* [WORKING DATA]:

* BEGIN *

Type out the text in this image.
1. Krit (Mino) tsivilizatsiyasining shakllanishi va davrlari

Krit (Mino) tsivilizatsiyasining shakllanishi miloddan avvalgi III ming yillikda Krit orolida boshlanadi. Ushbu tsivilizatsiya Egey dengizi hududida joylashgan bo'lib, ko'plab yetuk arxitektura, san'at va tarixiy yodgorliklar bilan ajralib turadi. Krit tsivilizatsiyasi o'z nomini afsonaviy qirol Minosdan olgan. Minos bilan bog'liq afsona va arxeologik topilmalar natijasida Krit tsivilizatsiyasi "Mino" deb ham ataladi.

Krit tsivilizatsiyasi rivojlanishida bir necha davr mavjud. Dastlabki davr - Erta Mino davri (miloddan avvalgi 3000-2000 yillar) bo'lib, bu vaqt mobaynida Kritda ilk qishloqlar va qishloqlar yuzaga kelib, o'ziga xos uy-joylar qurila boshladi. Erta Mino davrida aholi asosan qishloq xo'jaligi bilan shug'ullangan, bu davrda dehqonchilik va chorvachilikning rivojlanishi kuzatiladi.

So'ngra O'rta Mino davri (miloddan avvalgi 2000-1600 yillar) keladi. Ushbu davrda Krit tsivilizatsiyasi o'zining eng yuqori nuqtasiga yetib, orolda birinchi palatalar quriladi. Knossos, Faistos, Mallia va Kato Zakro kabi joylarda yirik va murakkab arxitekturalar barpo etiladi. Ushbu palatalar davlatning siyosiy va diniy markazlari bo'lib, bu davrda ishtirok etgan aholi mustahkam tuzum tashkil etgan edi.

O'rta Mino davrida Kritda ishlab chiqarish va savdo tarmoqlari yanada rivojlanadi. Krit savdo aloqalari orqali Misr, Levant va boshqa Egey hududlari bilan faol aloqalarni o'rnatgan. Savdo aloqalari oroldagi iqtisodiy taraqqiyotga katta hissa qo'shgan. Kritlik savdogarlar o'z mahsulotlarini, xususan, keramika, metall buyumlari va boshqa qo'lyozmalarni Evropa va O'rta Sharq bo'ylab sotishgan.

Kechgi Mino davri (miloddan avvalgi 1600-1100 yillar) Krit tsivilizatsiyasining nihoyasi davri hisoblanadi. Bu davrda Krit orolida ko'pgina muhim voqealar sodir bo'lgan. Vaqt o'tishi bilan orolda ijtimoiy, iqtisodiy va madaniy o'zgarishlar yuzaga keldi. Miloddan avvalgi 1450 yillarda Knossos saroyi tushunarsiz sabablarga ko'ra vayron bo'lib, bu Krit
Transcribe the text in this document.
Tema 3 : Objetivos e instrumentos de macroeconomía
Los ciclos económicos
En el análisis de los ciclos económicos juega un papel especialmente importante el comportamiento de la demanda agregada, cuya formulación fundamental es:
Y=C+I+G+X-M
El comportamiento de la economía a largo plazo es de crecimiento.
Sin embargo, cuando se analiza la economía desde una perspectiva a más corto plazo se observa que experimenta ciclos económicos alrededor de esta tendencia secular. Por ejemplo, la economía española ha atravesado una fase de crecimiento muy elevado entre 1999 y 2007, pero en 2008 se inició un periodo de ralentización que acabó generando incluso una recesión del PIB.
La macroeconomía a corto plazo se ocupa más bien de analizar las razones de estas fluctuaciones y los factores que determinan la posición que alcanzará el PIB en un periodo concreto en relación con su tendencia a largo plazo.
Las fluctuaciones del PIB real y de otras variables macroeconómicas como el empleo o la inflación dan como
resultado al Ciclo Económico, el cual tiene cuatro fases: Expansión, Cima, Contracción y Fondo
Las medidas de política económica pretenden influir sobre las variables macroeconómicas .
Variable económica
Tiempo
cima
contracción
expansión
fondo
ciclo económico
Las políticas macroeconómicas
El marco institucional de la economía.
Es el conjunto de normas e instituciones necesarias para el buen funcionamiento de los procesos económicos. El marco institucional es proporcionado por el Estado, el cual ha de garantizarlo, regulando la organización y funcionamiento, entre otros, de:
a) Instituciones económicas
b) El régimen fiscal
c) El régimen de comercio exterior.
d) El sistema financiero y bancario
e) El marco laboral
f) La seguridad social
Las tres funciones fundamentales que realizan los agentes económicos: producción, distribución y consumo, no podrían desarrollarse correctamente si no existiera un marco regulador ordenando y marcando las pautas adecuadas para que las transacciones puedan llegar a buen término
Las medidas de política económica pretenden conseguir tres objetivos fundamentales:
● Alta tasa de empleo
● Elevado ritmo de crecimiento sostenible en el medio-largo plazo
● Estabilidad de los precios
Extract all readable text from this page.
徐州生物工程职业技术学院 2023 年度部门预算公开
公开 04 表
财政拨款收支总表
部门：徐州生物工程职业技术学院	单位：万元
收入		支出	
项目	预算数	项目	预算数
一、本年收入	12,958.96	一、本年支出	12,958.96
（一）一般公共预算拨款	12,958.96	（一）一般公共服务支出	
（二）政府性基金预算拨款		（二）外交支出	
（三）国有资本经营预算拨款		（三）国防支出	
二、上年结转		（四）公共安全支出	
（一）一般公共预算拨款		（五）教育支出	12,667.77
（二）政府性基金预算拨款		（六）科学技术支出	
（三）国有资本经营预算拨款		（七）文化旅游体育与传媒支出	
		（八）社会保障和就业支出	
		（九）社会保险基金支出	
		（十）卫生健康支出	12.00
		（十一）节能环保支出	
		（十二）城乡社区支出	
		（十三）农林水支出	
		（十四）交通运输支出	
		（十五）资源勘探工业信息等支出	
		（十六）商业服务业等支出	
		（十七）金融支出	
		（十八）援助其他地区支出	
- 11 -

* END *

* [TASK TO CARRY OUT]: Everything from the line containing "Extract all readable text from this page." to the end of the records must be written out exactly; include both of those lines and no others.

* [TASK ANSWER]:
Extract all readable text from this page.
徐州生物工程职业技术学院 2023 年度部门预算公开
公开 04 表
财政拨款收支总表
部门：徐州生物工程职业技术学院	单位：万元
收入		支出	
项目	预算数	项目	预算数
一、本年收入	12,958.96	一、本年支出	12,958.96
（一）一般公共预算拨款	12,958.96	（一）一般公共服务支出	
（二）政府性基金预算拨款		（二）外交支出	
（三）国有资本经营预算拨款		（三）国防支出	
二、上年结转		（四）公共安全支出	
（一）一般公共预算拨款		（五）教育支出	12,667.77
（二）政府性基金预算拨款		（六）科学技术支出	
（三）国有资本经营预算拨款		（七）文化旅游体育与传媒支出	
		（八）社会保障和就业支出	
		（九）社会保险基金支出	
		（十）卫生健康支出	12.00
		（十一）节能环保支出	
		（十二）城乡社区支出	
		（十三）农林水支出	
		（十四）交通运输支出	
		（十五）资源勘探工业信息等支出	
		（十六）商业服务业等支出	
		（十七）金融支出	
		（十八）援助其他地区支出	
- 11 -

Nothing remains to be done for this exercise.